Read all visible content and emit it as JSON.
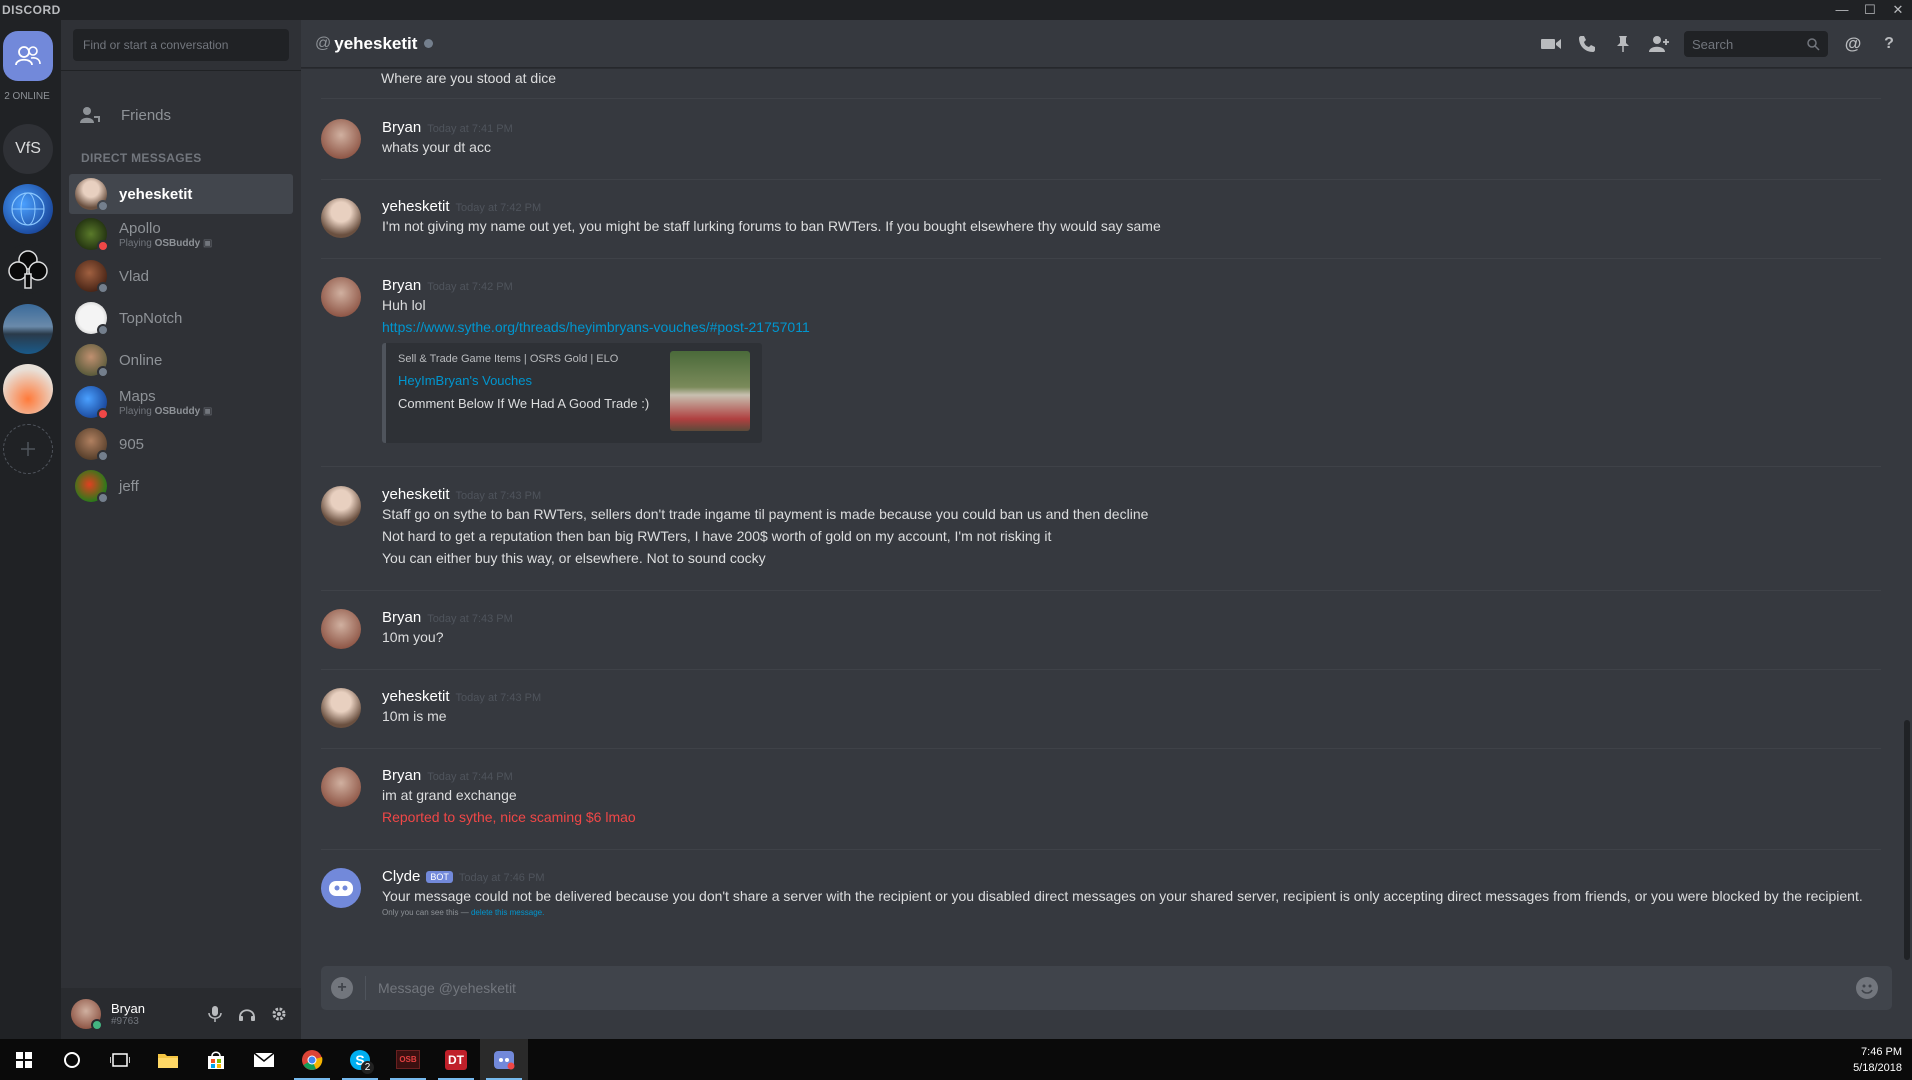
{
  "window": {
    "brand": "DISCORD",
    "controls": [
      "—",
      "☐",
      "✕"
    ]
  },
  "guilds": {
    "online_count": "2 ONLINE",
    "items": [
      {
        "label": "VfS"
      }
    ]
  },
  "dm_panel": {
    "search_placeholder": "Find or start a conversation",
    "friends_label": "Friends",
    "direct_messages_header": "DIRECT MESSAGES",
    "items": [
      {
        "name": "yehesketit",
        "sub": "",
        "status_color": "#747f8d",
        "avatar_color": "#8a6e5a"
      },
      {
        "name": "Apollo",
        "sub_prefix": "Playing ",
        "sub_game": "OSBuddy",
        "status_color": "#f04747",
        "avatar_color": "#2a3a1a"
      },
      {
        "name": "Vlad",
        "sub": "",
        "status_color": "#747f8d",
        "avatar_color": "#5a3020"
      },
      {
        "name": "TopNotch",
        "sub": "",
        "status_color": "#747f8d",
        "avatar_color": "#d8d8d8"
      },
      {
        "name": "Online",
        "sub": "",
        "status_color": "#747f8d",
        "avatar_color": "#6a7a4a"
      },
      {
        "name": "Maps",
        "sub_prefix": "Playing ",
        "sub_game": "OSBuddy",
        "status_color": "#f04747",
        "avatar_color": "#1a4a9a"
      },
      {
        "name": "905",
        "sub": "",
        "status_color": "#747f8d",
        "avatar_color": "#7a5a3a"
      },
      {
        "name": "jeff",
        "sub": "",
        "status_color": "#747f8d",
        "avatar_color": "#4a8a2a"
      }
    ]
  },
  "user_panel": {
    "username": "Bryan",
    "tag": "#9763"
  },
  "chat": {
    "at_symbol": "@",
    "title": "yehesketit",
    "search_placeholder": "Search",
    "top_partial_line": "Where are you stood at dice",
    "messages": [
      {
        "author": "Bryan",
        "time": "Today at 7:41 PM",
        "lines": [
          "whats your dt acc"
        ]
      },
      {
        "author": "yehesketit",
        "time": "Today at 7:42 PM",
        "lines": [
          "I'm not giving my name out yet, you might be staff lurking forums to ban RWTers. If you bought elsewhere thy would say same"
        ]
      },
      {
        "author": "Bryan",
        "time": "Today at 7:42 PM",
        "lines": [
          "Huh lol"
        ],
        "link": "https://www.sythe.org/threads/heyimbryans-vouches/#post-21757011",
        "embed": {
          "provider": "Sell & Trade Game Items | OSRS Gold | ELO",
          "title": "HeyImBryan's Vouches",
          "description": "Comment Below If We Had A Good Trade :)"
        }
      },
      {
        "author": "yehesketit",
        "time": "Today at 7:43 PM",
        "lines": [
          "Staff go on sythe to ban RWTers, sellers don't trade ingame til payment is made because you could ban us and then decline",
          "Not hard to get a reputation then ban big RWTers, I have 200$ worth of gold on my account, I'm not risking it",
          "You can either buy this way, or elsewhere. Not to sound cocky"
        ]
      },
      {
        "author": "Bryan",
        "time": "Today at 7:43 PM",
        "lines": [
          "10m you?"
        ]
      },
      {
        "author": "yehesketit",
        "time": "Today at 7:43 PM",
        "lines": [
          "10m is me"
        ]
      },
      {
        "author": "Bryan",
        "time": "Today at 7:44 PM",
        "lines": [
          "im at grand exchange"
        ],
        "red_line": "Reported to sythe, nice scaming $6 lmao"
      },
      {
        "author": "Clyde",
        "bot_tag": "BOT",
        "time": "Today at 7:46 PM",
        "lines": [
          "Your message could not be delivered because you don't share a server with the recipient or you disabled direct messages on your shared server, recipient is only accepting direct messages from friends, or you were blocked by the recipient."
        ],
        "ephemeral_note": "Only you can see this — ",
        "ephemeral_link": "delete this message."
      }
    ],
    "composer_placeholder": "Message @yehesketit"
  },
  "taskbar": {
    "skype_badge": "2",
    "obb_label": "OSB",
    "dt_label": "DT",
    "time": "7:46 PM",
    "date": "5/18/2018"
  },
  "colors": {
    "blurple": "#7289da",
    "link": "#0096cf",
    "red": "#f04747"
  }
}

» **SET TASK**: Repeat each record exactly as shown above, dropping all images.

» **WORKED SOLUTION**:
Read all visible content and emit it as JSON.
{
  "window": {
    "brand": "DISCORD",
    "controls": [
      "—",
      "☐",
      "✕"
    ]
  },
  "guilds": {
    "online_count": "2 ONLINE",
    "items": [
      {
        "label": "VfS"
      }
    ]
  },
  "dm_panel": {
    "search_placeholder": "Find or start a conversation",
    "friends_label": "Friends",
    "direct_messages_header": "DIRECT MESSAGES",
    "items": [
      {
        "name": "yehesketit",
        "sub": "",
        "status_color": "#747f8d",
        "avatar_color": "#8a6e5a"
      },
      {
        "name": "Apollo",
        "sub_prefix": "Playing ",
        "sub_game": "OSBuddy",
        "status_color": "#f04747",
        "avatar_color": "#2a3a1a"
      },
      {
        "name": "Vlad",
        "sub": "",
        "status_color": "#747f8d",
        "avatar_color": "#5a3020"
      },
      {
        "name": "TopNotch",
        "sub": "",
        "status_color": "#747f8d",
        "avatar_color": "#d8d8d8"
      },
      {
        "name": "Online",
        "sub": "",
        "status_color": "#747f8d",
        "avatar_color": "#6a7a4a"
      },
      {
        "name": "Maps",
        "sub_prefix": "Playing ",
        "sub_game": "OSBuddy",
        "status_color": "#f04747",
        "avatar_color": "#1a4a9a"
      },
      {
        "name": "905",
        "sub": "",
        "status_color": "#747f8d",
        "avatar_color": "#7a5a3a"
      },
      {
        "name": "jeff",
        "sub": "",
        "status_color": "#747f8d",
        "avatar_color": "#4a8a2a"
      }
    ]
  },
  "user_panel": {
    "username": "Bryan",
    "tag": "#9763"
  },
  "chat": {
    "at_symbol": "@",
    "title": "yehesketit",
    "search_placeholder": "Search",
    "top_partial_line": "Where are you stood at dice",
    "messages": [
      {
        "author": "Bryan",
        "time": "Today at 7:41 PM",
        "lines": [
          "whats your dt acc"
        ]
      },
      {
        "author": "yehesketit",
        "time": "Today at 7:42 PM",
        "lines": [
          "I'm not giving my name out yet, you might be staff lurking forums to ban RWTers. If you bought elsewhere thy would say same"
        ]
      },
      {
        "author": "Bryan",
        "time": "Today at 7:42 PM",
        "lines": [
          "Huh lol"
        ],
        "link": "https://www.sythe.org/threads/heyimbryans-vouches/#post-21757011",
        "embed": {
          "provider": "Sell & Trade Game Items | OSRS Gold | ELO",
          "title": "HeyImBryan's Vouches",
          "description": "Comment Below If We Had A Good Trade :)"
        }
      },
      {
        "author": "yehesketit",
        "time": "Today at 7:43 PM",
        "lines": [
          "Staff go on sythe to ban RWTers, sellers don't trade ingame til payment is made because you could ban us and then decline",
          "Not hard to get a reputation then ban big RWTers, I have 200$ worth of gold on my account, I'm not risking it",
          "You can either buy this way, or elsewhere. Not to sound cocky"
        ]
      },
      {
        "author": "Bryan",
        "time": "Today at 7:43 PM",
        "lines": [
          "10m you?"
        ]
      },
      {
        "author": "yehesketit",
        "time": "Today at 7:43 PM",
        "lines": [
          "10m is me"
        ]
      },
      {
        "author": "Bryan",
        "time": "Today at 7:44 PM",
        "lines": [
          "im at grand exchange"
        ],
        "red_line": "Reported to sythe, nice scaming $6 lmao"
      },
      {
        "author": "Clyde",
        "bot_tag": "BOT",
        "time": "Today at 7:46 PM",
        "lines": [
          "Your message could not be delivered because you don't share a server with the recipient or you disabled direct messages on your shared server, recipient is only accepting direct messages from friends, or you were blocked by the recipient."
        ],
        "ephemeral_note": "Only you can see this — ",
        "ephemeral_link": "delete this message."
      }
    ],
    "composer_placeholder": "Message @yehesketit"
  },
  "taskbar": {
    "skype_badge": "2",
    "obb_label": "OSB",
    "dt_label": "DT",
    "time": "7:46 PM",
    "date": "5/18/2018"
  },
  "colors": {
    "blurple": "#7289da",
    "link": "#0096cf",
    "red": "#f04747"
  }
}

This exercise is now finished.